Work instructions:
Without changing a character, return the entries, but not the images they hold.

Supplied records:
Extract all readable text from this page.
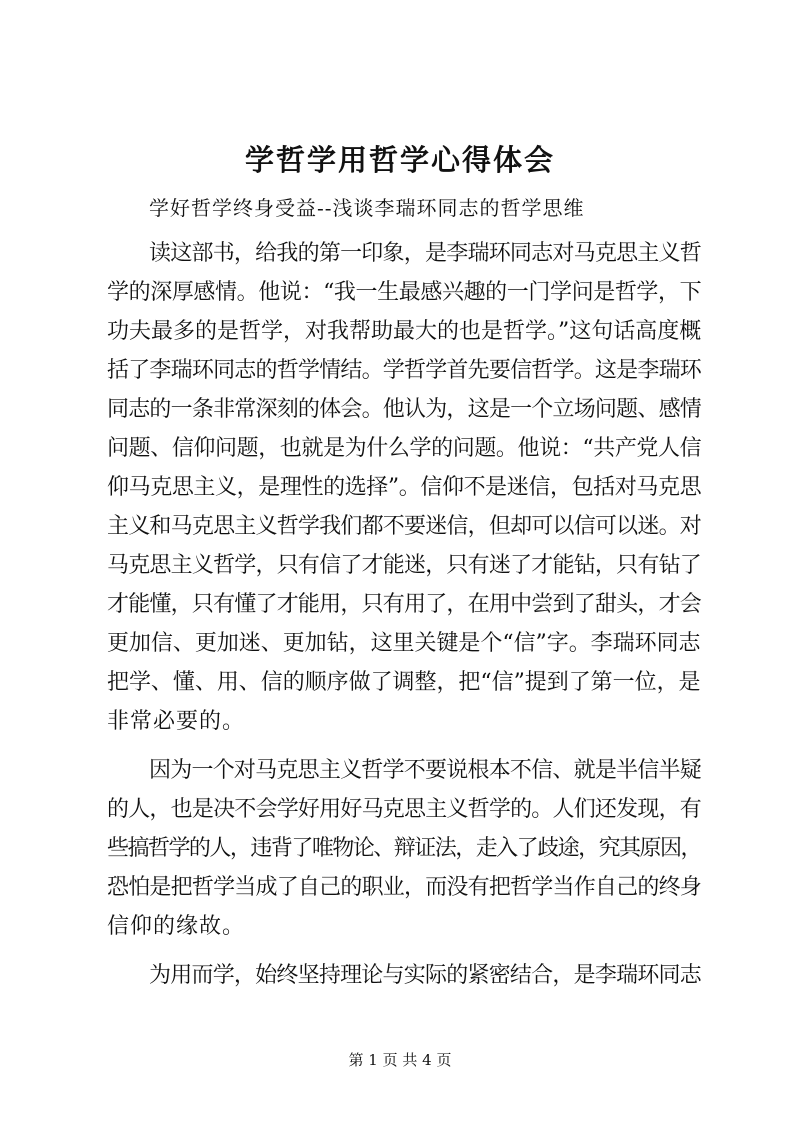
学哲学用哲学心得体会
学好哲学终身受益--浅谈李瑞环同志的哲学思维
读这部书，给我的第一印象，是李瑞环同志对马克思主义哲
学的深厚感情。他说：“我一生最感兴趣的一门学问是哲学，下
功夫最多的是哲学，对我帮助最大的也是哲学。”这句话高度概
括了李瑞环同志的哲学情结。学哲学首先要信哲学。这是李瑞环
同志的一条非常深刻的体会。他认为，这是一个立场问题、感情
问题、信仰问题，也就是为什么学的问题。他说：“共产党人信
仰马克思主义，是理性的选择”。信仰不是迷信，包括对马克思
主义和马克思主义哲学我们都不要迷信，但却可以信可以迷。对
马克思主义哲学，只有信了才能迷，只有迷了才能钻，只有钻了
才能懂，只有懂了才能用，只有用了，在用中尝到了甜头，才会
更加信、更加迷、更加钻，这里关键是个“信”字。李瑞环同志
把学、懂、用、信的顺序做了调整，把“信”提到了第一位，是
非常必要的。
因为一个对马克思主义哲学不要说根本不信、就是半信半疑
的人，也是决不会学好用好马克思主义哲学的。人们还发现，有
些搞哲学的人，违背了唯物论、辩证法，走入了歧途，究其原因，
恐怕是把哲学当成了自己的职业，而没有把哲学当作自己的终身
信仰的缘故。
为用而学，始终坚持理论与实际的紧密结合，是李瑞环同志
第 1 页 共 4 页
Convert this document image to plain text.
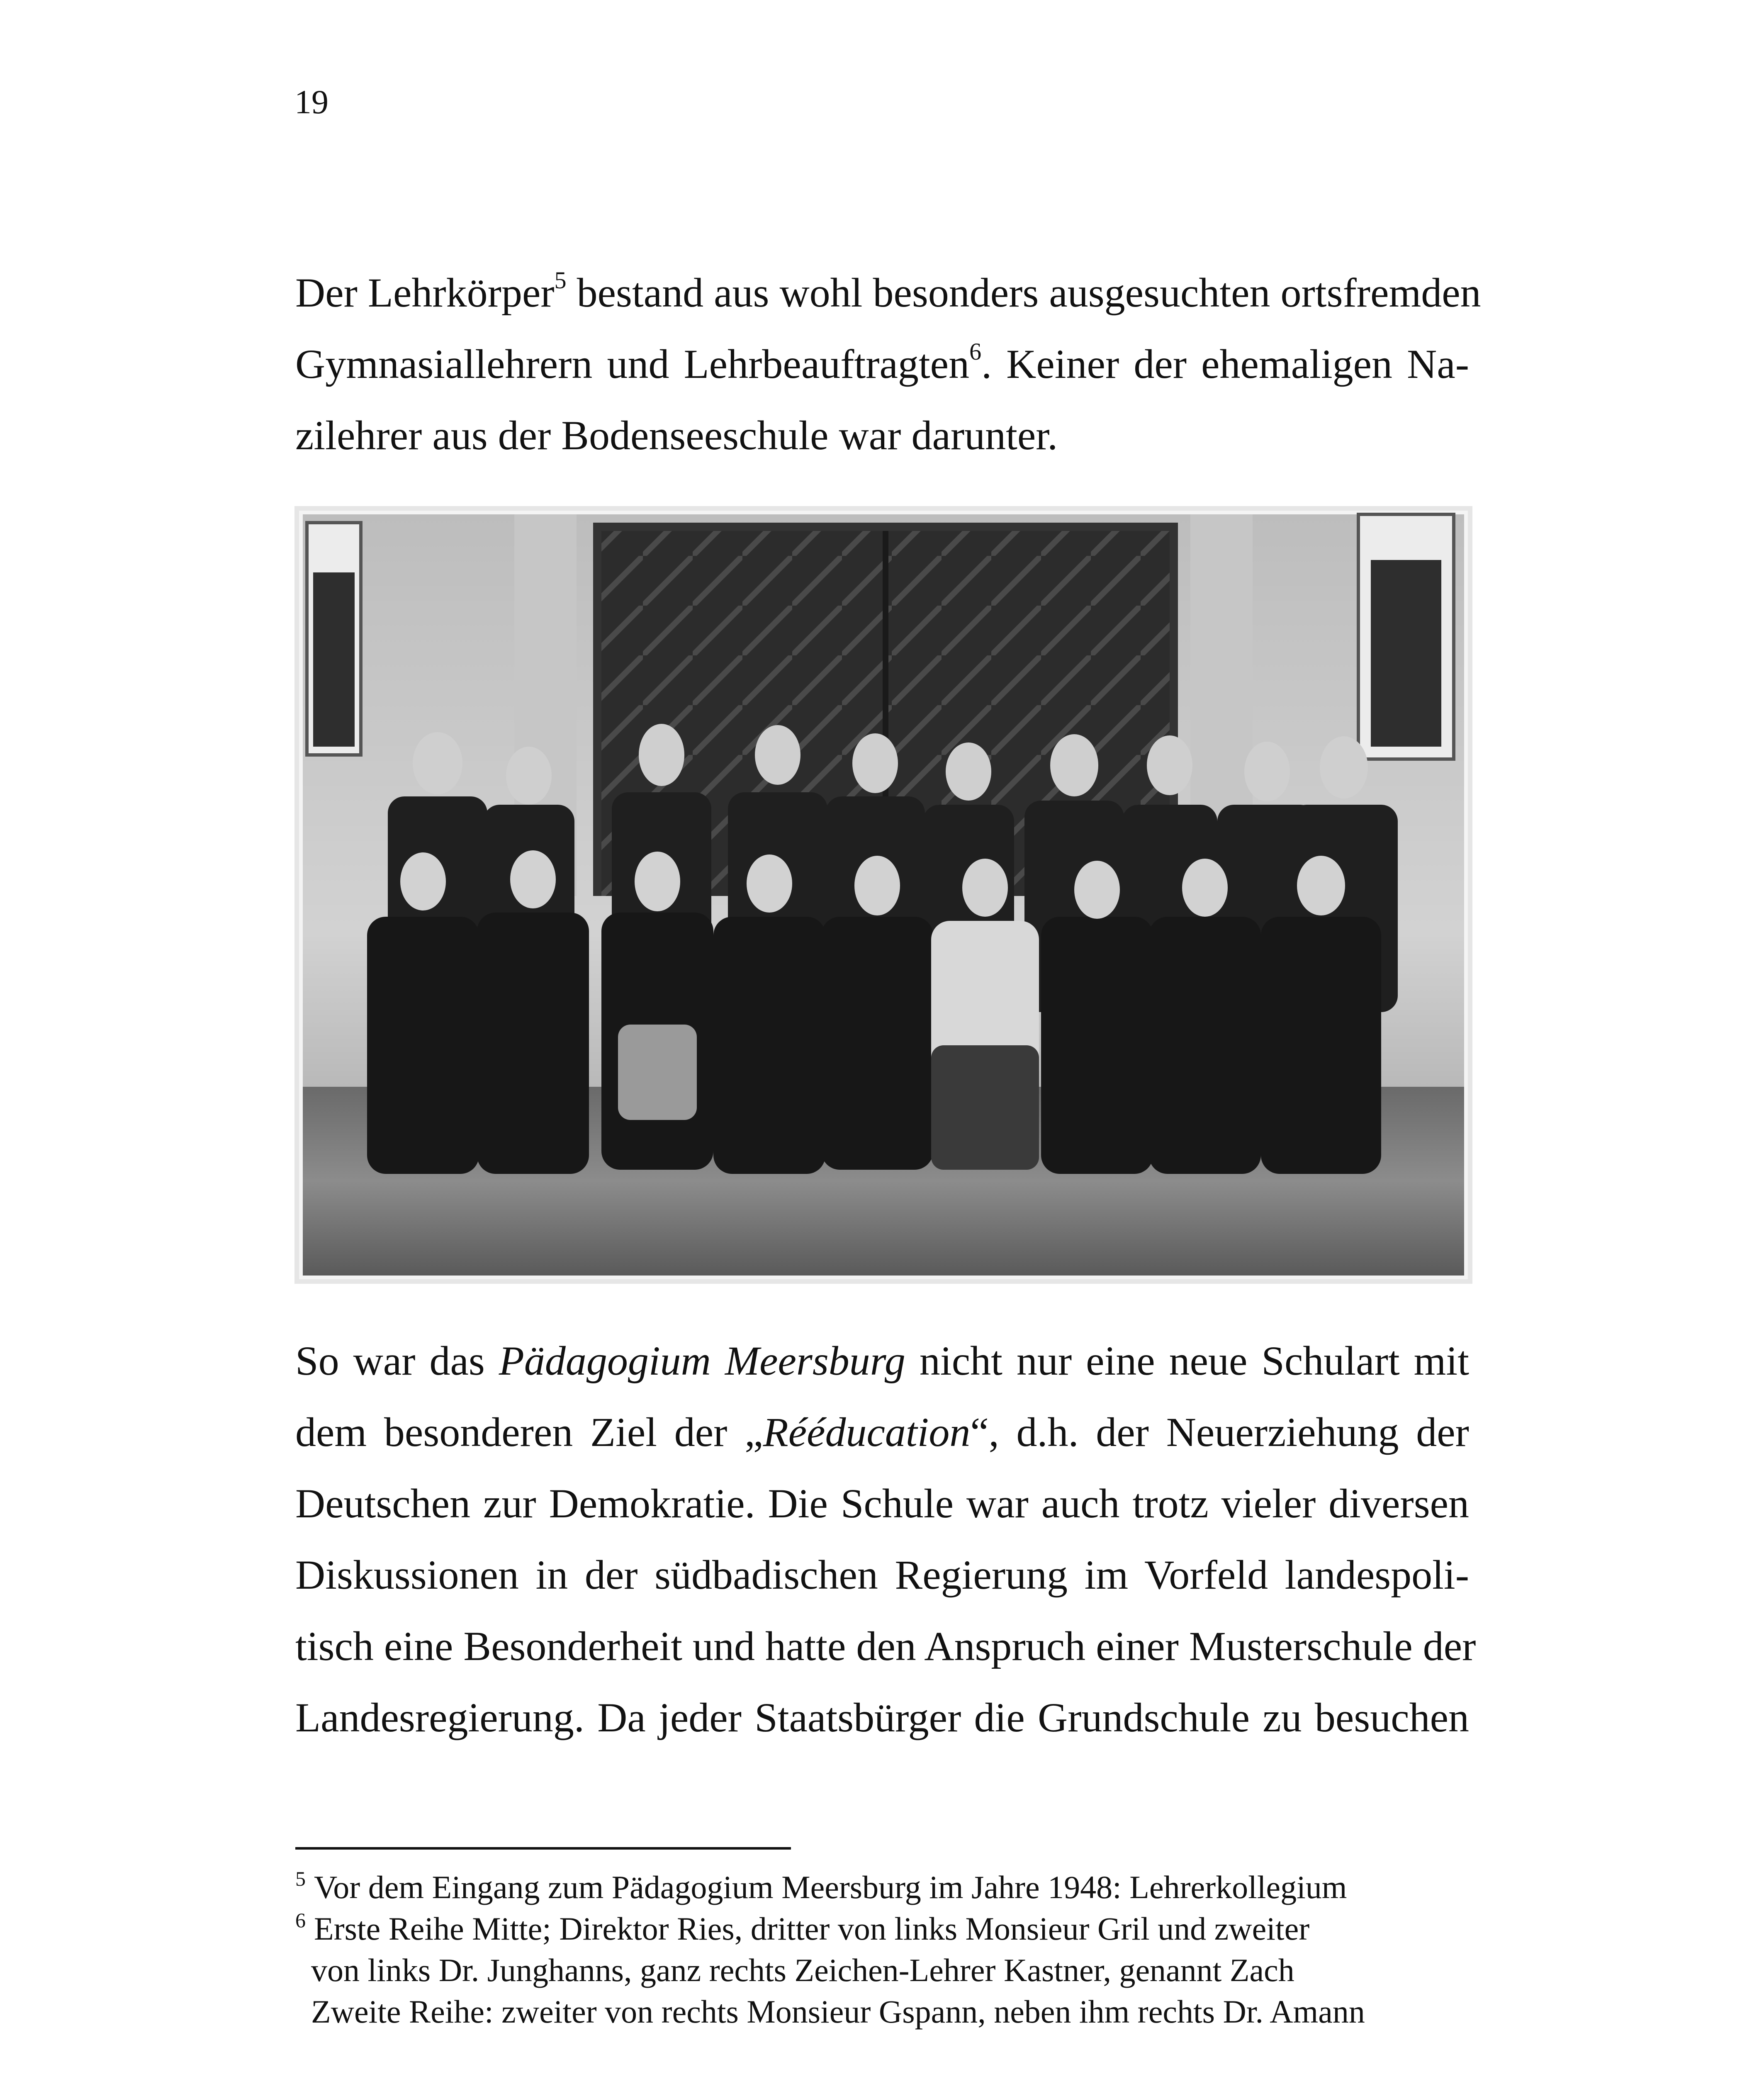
19

Der Lehrkörper$^5$ bestand aus wohl besonders ausgesuchten ortsfremden
Gymnasiallehrern und Lehrbeauftragten$^6$. Keiner der ehemaligen Na-
zilehrer aus der Bodenseeschule war darunter.

So war das Pädagogium Meersburg nicht nur eine neue Schulart mit
dem besonderen Ziel der „Rééducation“, d.h. der Neuerziehung der
Deutschen zur Demokratie. Die Schule war auch trotz vieler diversen
Diskussionen in der südbadischen Regierung im Vorfeld landespoli-
tisch eine Besonderheit und hatte den Anspruch einer Musterschule der
Landesregierung. Da jeder Staatsbürger die Grundschule zu besuchen

$^5$ Vor dem Eingang zum Pädagogium Meersburg im Jahre 1948: Lehrerkollegium
$^6$ Erste Reihe Mitte; Direktor Ries, dritter von links Monsieur Gril und zweiter
von links Dr. Junghanns, ganz rechts Zeichen-Lehrer Kastner, genannt Zach
Zweite Reihe: zweiter von rechts Monsieur Gspann, neben ihm rechts Dr. Amann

Worked answer:
Extract all readable text from this page.
学哲学用哲学心得体会
学好哲学终身受益--浅谈李瑞环同志的哲学思维
读这部书，给我的第一印象，是李瑞环同志对马克思主义哲
学的深厚感情。他说：“我一生最感兴趣的一门学问是哲学，下
功夫最多的是哲学，对我帮助最大的也是哲学。”这句话高度概
括了李瑞环同志的哲学情结。学哲学首先要信哲学。这是李瑞环
同志的一条非常深刻的体会。他认为，这是一个立场问题、感情
问题、信仰问题，也就是为什么学的问题。他说：“共产党人信
仰马克思主义，是理性的选择”。信仰不是迷信，包括对马克思
主义和马克思主义哲学我们都不要迷信，但却可以信可以迷。对
马克思主义哲学，只有信了才能迷，只有迷了才能钻，只有钻了
才能懂，只有懂了才能用，只有用了，在用中尝到了甜头，才会
更加信、更加迷、更加钻，这里关键是个“信”字。李瑞环同志
把学、懂、用、信的顺序做了调整，把“信”提到了第一位，是
非常必要的。
因为一个对马克思主义哲学不要说根本不信、就是半信半疑
的人，也是决不会学好用好马克思主义哲学的。人们还发现，有
些搞哲学的人，违背了唯物论、辩证法，走入了歧途，究其原因，
恐怕是把哲学当成了自己的职业，而没有把哲学当作自己的终身
信仰的缘故。
为用而学，始终坚持理论与实际的紧密结合，是李瑞环同志
第 1 页 共 4 页
Convert this document image to plain text.
19

Der Lehrkörper$^5$ bestand aus wohl besonders ausgesuchten ortsfremden
Gymnasiallehrern und Lehrbeauftragten$^6$. Keiner der ehemaligen Na-
zilehrer aus der Bodenseeschule war darunter.

So war das Pädagogium Meersburg nicht nur eine neue Schulart mit
dem besonderen Ziel der „Rééducation“, d.h. der Neuerziehung der
Deutschen zur Demokratie. Die Schule war auch trotz vieler diversen
Diskussionen in der südbadischen Regierung im Vorfeld landespoli-
tisch eine Besonderheit und hatte den Anspruch einer Musterschule der
Landesregierung. Da jeder Staatsbürger die Grundschule zu besuchen

$^5$ Vor dem Eingang zum Pädagogium Meersburg im Jahre 1948: Lehrerkollegium
$^6$ Erste Reihe Mitte; Direktor Ries, dritter von links Monsieur Gril und zweiter
von links Dr. Junghanns, ganz rechts Zeichen-Lehrer Kastner, genannt Zach
Zweite Reihe: zweiter von rechts Monsieur Gspann, neben ihm rechts Dr. Amann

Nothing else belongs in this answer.